**Problem details:**
Your task is to filter the data below down to the lines holding "JSON".

**Dataset:**
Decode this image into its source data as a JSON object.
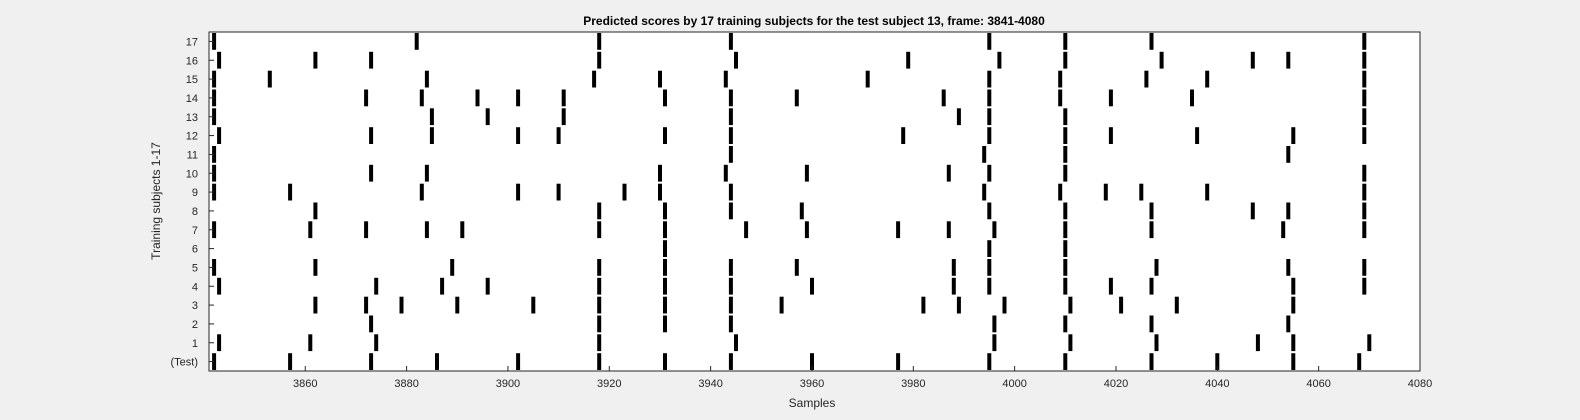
{
  "chart_data": {
    "type": "raster",
    "title": "Predicted scores by 17 training subjects for the test subject 13, frame: 3841-4080",
    "xlabel": "Samples",
    "ylabel": "Training subjects 1-17",
    "xlim": [
      3841,
      4080
    ],
    "xticks": [
      3860,
      3880,
      3900,
      3920,
      3940,
      3960,
      3980,
      4000,
      4020,
      4040,
      4060,
      4080
    ],
    "yticklabels": [
      "(Test)",
      "1",
      "2",
      "3",
      "4",
      "5",
      "6",
      "7",
      "8",
      "9",
      "10",
      "11",
      "12",
      "13",
      "14",
      "15",
      "16",
      "17"
    ],
    "grid": false,
    "legend": "none",
    "series": [
      {
        "row": "(Test)",
        "events": [
          3842,
          3857,
          3873,
          3886,
          3902,
          3918,
          3931,
          3944,
          3960,
          3977,
          3995,
          4010,
          4027,
          4040,
          4055,
          4068
        ]
      },
      {
        "row": "1",
        "events": [
          3843,
          3861,
          3874,
          3918,
          3945,
          3996,
          4011,
          4028,
          4048,
          4055,
          4070
        ]
      },
      {
        "row": "2",
        "events": [
          3873,
          3918,
          3931,
          3944,
          3996,
          4010,
          4027,
          4054
        ]
      },
      {
        "row": "3",
        "events": [
          3862,
          3872,
          3879,
          3890,
          3905,
          3918,
          3931,
          3944,
          3954,
          3982,
          3989,
          3998,
          4011,
          4021,
          4032,
          4055
        ]
      },
      {
        "row": "4",
        "events": [
          3843,
          3874,
          3887,
          3896,
          3918,
          3931,
          3944,
          3960,
          3988,
          3995,
          4010,
          4019,
          4027,
          4055,
          4069
        ]
      },
      {
        "row": "5",
        "events": [
          3842,
          3862,
          3889,
          3918,
          3931,
          3944,
          3957,
          3988,
          3995,
          4010,
          4028,
          4054,
          4069
        ]
      },
      {
        "row": "6",
        "events": [
          3931,
          3995,
          4010
        ]
      },
      {
        "row": "7",
        "events": [
          3842,
          3861,
          3872,
          3884,
          3891,
          3918,
          3931,
          3947,
          3959,
          3977,
          3987,
          3996,
          4010,
          4027,
          4053,
          4069
        ]
      },
      {
        "row": "8",
        "events": [
          3862,
          3918,
          3931,
          3944,
          3958,
          3995,
          4010,
          4027,
          4047,
          4054,
          4069
        ]
      },
      {
        "row": "9",
        "events": [
          3842,
          3857,
          3883,
          3902,
          3910,
          3923,
          3930,
          3944,
          3994,
          4009,
          4018,
          4025,
          4038,
          4069
        ]
      },
      {
        "row": "10",
        "events": [
          3842,
          3873,
          3884,
          3930,
          3943,
          3959,
          3987,
          3995,
          4010,
          4069
        ]
      },
      {
        "row": "11",
        "events": [
          3842,
          3944,
          3994,
          4010,
          4054
        ]
      },
      {
        "row": "12",
        "events": [
          3843,
          3873,
          3885,
          3902,
          3910,
          3931,
          3944,
          3978,
          3995,
          4010,
          4019,
          4036,
          4055,
          4069
        ]
      },
      {
        "row": "13",
        "events": [
          3842,
          3885,
          3896,
          3911,
          3944,
          3989,
          3995,
          4010,
          4069
        ]
      },
      {
        "row": "14",
        "events": [
          3842,
          3872,
          3883,
          3894,
          3902,
          3911,
          3931,
          3944,
          3957,
          3986,
          3995,
          4009,
          4019,
          4035,
          4069
        ]
      },
      {
        "row": "15",
        "events": [
          3842,
          3853,
          3884,
          3917,
          3930,
          3943,
          3971,
          3995,
          4009,
          4026,
          4038,
          4069
        ]
      },
      {
        "row": "16",
        "events": [
          3843,
          3862,
          3873,
          3918,
          3945,
          3979,
          3997,
          4010,
          4029,
          4047,
          4054,
          4069
        ]
      },
      {
        "row": "17",
        "events": [
          3842,
          3882,
          3918,
          3944,
          3995,
          4010,
          4027,
          4069
        ]
      }
    ],
    "colors": {
      "background": "#f0f0f0",
      "plot_area": "#ffffff",
      "mark": "#000000",
      "axis": "#262626"
    }
  }
}
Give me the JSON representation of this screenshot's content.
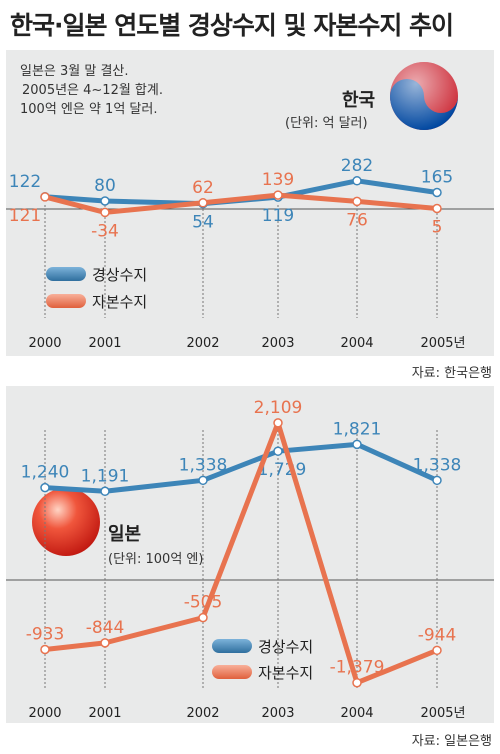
{
  "title": "한국·일본 연도별 경상수지 및 자본수지 추이",
  "korea": {
    "notes": [
      "일본은 3월 말 결산.",
      "2005년은 4~12월 합계.",
      "100억 엔은 약 1억 달러."
    ],
    "country_label": "한국",
    "unit_label": "(단위: 억 달러)",
    "source": "자료: 한국은행"
  },
  "japan": {
    "country_label": "일본",
    "unit_label": "(단위: 100억 엔)",
    "source": "자료: 일본은행"
  },
  "colors": {
    "current": "#3d85b8",
    "capital": "#e8734f",
    "panel": "#e9eaea"
  },
  "chart_data": [
    {
      "type": "line",
      "name": "한국",
      "categories": [
        "2000",
        "2001",
        "2002",
        "2003",
        "2004",
        "2005년"
      ],
      "series": [
        {
          "name": "경상수지",
          "values": [
            122,
            80,
            54,
            119,
            282,
            165
          ],
          "labels": [
            "122",
            "80",
            "54",
            "119",
            "282",
            "165"
          ]
        },
        {
          "name": "자본수지",
          "values": [
            121,
            -34,
            62,
            139,
            76,
            5
          ],
          "labels": [
            "121",
            "-34",
            "62",
            "139",
            "76",
            "5"
          ]
        }
      ]
    },
    {
      "type": "line",
      "name": "일본",
      "categories": [
        "2000",
        "2001",
        "2002",
        "2003",
        "2004",
        "2005년"
      ],
      "series": [
        {
          "name": "경상수지",
          "values": [
            1240,
            1191,
            1338,
            1729,
            1821,
            1338
          ],
          "labels": [
            "1,240",
            "1,191",
            "1,338",
            "1,729",
            "1,821",
            "1,338"
          ]
        },
        {
          "name": "자본수지",
          "values": [
            -933,
            -844,
            -505,
            2109,
            -1379,
            -944
          ],
          "labels": [
            "-933",
            "-844",
            "-505",
            "2,109",
            "-1,379",
            "-944"
          ]
        }
      ]
    }
  ]
}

**Answer below:**
Decode this image into its source data as a JSON object.
Give me the JSON representation of this screenshot's content.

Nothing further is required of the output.